### DATA PROVIDED

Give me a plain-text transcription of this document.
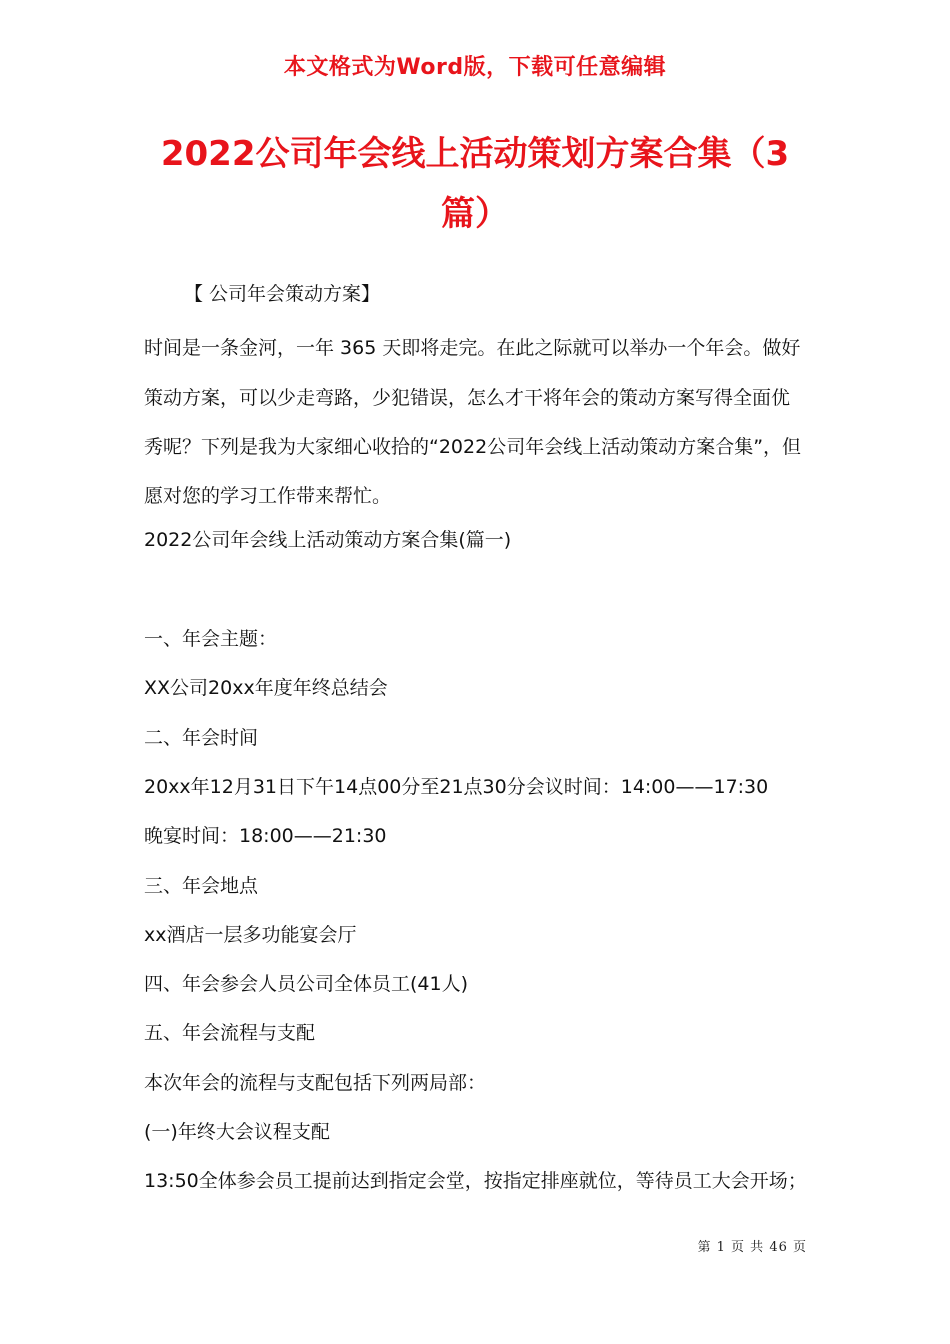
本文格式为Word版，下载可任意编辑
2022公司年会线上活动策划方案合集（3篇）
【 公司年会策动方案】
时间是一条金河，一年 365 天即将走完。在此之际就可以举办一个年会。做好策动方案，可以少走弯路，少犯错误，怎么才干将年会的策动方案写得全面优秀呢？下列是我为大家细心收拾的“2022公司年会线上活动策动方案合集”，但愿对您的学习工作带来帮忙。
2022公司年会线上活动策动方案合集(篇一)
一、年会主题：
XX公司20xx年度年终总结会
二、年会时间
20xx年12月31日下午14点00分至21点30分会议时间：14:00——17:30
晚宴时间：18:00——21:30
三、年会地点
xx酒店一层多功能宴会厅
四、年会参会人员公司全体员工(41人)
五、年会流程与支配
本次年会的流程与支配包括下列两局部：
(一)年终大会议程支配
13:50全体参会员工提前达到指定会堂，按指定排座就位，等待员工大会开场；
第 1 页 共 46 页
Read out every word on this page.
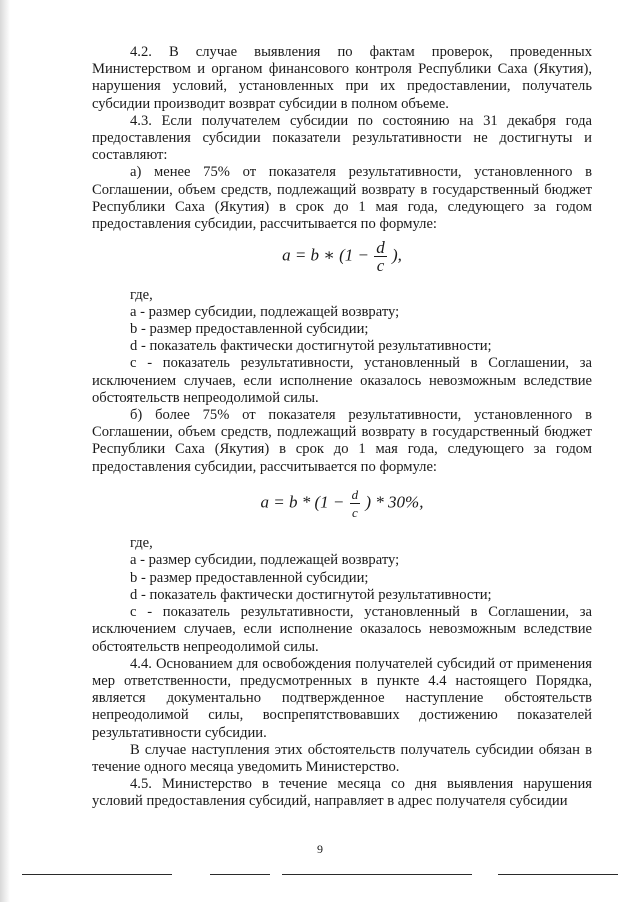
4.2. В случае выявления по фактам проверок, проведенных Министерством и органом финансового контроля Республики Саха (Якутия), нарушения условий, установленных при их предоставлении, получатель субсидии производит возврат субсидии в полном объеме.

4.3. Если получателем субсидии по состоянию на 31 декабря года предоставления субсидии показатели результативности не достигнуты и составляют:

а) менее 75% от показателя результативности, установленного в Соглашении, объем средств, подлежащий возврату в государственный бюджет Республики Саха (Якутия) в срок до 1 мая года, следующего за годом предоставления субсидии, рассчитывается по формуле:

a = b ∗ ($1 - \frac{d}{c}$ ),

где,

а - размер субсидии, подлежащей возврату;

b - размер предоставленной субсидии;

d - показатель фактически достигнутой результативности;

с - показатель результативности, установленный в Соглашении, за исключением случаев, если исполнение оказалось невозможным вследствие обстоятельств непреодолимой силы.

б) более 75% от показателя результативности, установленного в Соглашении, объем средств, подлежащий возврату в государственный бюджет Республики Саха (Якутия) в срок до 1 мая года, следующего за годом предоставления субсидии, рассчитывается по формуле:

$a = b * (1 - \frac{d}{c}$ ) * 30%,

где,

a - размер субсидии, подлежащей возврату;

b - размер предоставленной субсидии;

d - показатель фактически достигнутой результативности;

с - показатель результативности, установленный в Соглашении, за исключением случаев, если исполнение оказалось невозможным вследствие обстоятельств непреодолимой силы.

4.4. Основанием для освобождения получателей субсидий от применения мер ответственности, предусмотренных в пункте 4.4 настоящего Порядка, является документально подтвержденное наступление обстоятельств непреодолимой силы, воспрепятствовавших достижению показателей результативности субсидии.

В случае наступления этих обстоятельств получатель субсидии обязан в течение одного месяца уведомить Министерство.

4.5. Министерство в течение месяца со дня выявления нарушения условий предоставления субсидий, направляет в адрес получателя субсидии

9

######

WHAT YOU SHOULD DO →
The lines to copy run from the line containing "Read out every word on this page." through the end of the data above; copy exactly those, minus the pictures.

CORRECT RESULT →
Read out every word on this page.
4.2. В случае выявления по фактам проверок, проведенных Министерством и органом финансового контроля Республики Саха (Якутия), нарушения условий, установленных при их предоставлении, получатель субсидии производит возврат субсидии в полном объеме.

4.3. Если получателем субсидии по состоянию на 31 декабря года предоставления субсидии показатели результативности не достигнуты и составляют:

а) менее 75% от показателя результативности, установленного в Соглашении, объем средств, подлежащий возврату в государственный бюджет Республики Саха (Якутия) в срок до 1 мая года, следующего за годом предоставления субсидии, рассчитывается по формуле:

a = b ∗ ($1 - \frac{d}{c}$ ),

где,

а - размер субсидии, подлежащей возврату;

b - размер предоставленной субсидии;

d - показатель фактически достигнутой результативности;

с - показатель результативности, установленный в Соглашении, за исключением случаев, если исполнение оказалось невозможным вследствие обстоятельств непреодолимой силы.

б) более 75% от показателя результативности, установленного в Соглашении, объем средств, подлежащий возврату в государственный бюджет Республики Саха (Якутия) в срок до 1 мая года, следующего за годом предоставления субсидии, рассчитывается по формуле:

$a = b * (1 - \frac{d}{c}$ ) * 30%,

где,

a - размер субсидии, подлежащей возврату;

b - размер предоставленной субсидии;

d - показатель фактически достигнутой результативности;

с - показатель результативности, установленный в Соглашении, за исключением случаев, если исполнение оказалось невозможным вследствие обстоятельств непреодолимой силы.

4.4. Основанием для освобождения получателей субсидий от применения мер ответственности, предусмотренных в пункте 4.4 настоящего Порядка, является документально подтвержденное наступление обстоятельств непреодолимой силы, воспрепятствовавших достижению показателей результативности субсидии.

В случае наступления этих обстоятельств получатель субсидии обязан в течение одного месяца уведомить Министерство.

4.5. Министерство в течение месяца со дня выявления нарушения условий предоставления субсидий, направляет в адрес получателя субсидии

9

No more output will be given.